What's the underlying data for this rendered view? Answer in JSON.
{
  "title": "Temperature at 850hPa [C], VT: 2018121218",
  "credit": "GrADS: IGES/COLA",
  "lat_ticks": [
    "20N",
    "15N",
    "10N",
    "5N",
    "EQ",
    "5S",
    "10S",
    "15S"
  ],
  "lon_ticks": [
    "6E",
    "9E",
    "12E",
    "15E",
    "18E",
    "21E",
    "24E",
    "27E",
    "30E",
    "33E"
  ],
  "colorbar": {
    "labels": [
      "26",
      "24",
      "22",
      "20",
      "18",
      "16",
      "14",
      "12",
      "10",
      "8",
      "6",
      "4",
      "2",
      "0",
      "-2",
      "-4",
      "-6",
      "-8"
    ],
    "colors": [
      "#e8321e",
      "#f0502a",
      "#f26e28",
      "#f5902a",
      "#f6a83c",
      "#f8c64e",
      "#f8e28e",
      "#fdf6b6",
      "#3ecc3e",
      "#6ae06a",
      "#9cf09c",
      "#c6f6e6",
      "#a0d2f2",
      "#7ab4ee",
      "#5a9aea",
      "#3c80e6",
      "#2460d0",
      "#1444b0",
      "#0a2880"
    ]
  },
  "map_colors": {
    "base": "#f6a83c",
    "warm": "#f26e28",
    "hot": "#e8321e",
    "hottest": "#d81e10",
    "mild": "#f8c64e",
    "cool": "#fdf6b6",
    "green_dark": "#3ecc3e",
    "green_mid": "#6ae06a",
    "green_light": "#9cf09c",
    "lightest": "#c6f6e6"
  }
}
------------
CHALLENGE: Repeat the lines above exactly.

WRITTEN REPLY:
What's the underlying data for this rendered view? Answer in JSON.
{
  "title": "Temperature at 850hPa [C], VT: 2018121218",
  "credit": "GrADS: IGES/COLA",
  "lat_ticks": [
    "20N",
    "15N",
    "10N",
    "5N",
    "EQ",
    "5S",
    "10S",
    "15S"
  ],
  "lon_ticks": [
    "6E",
    "9E",
    "12E",
    "15E",
    "18E",
    "21E",
    "24E",
    "27E",
    "30E",
    "33E"
  ],
  "colorbar": {
    "labels": [
      "26",
      "24",
      "22",
      "20",
      "18",
      "16",
      "14",
      "12",
      "10",
      "8",
      "6",
      "4",
      "2",
      "0",
      "-2",
      "-4",
      "-6",
      "-8"
    ],
    "colors": [
      "#e8321e",
      "#f0502a",
      "#f26e28",
      "#f5902a",
      "#f6a83c",
      "#f8c64e",
      "#f8e28e",
      "#fdf6b6",
      "#3ecc3e",
      "#6ae06a",
      "#9cf09c",
      "#c6f6e6",
      "#a0d2f2",
      "#7ab4ee",
      "#5a9aea",
      "#3c80e6",
      "#2460d0",
      "#1444b0",
      "#0a2880"
    ]
  },
  "map_colors": {
    "base": "#f6a83c",
    "warm": "#f26e28",
    "hot": "#e8321e",
    "hottest": "#d81e10",
    "mild": "#f8c64e",
    "cool": "#fdf6b6",
    "green_dark": "#3ecc3e",
    "green_mid": "#6ae06a",
    "green_light": "#9cf09c",
    "lightest": "#c6f6e6"
  }
}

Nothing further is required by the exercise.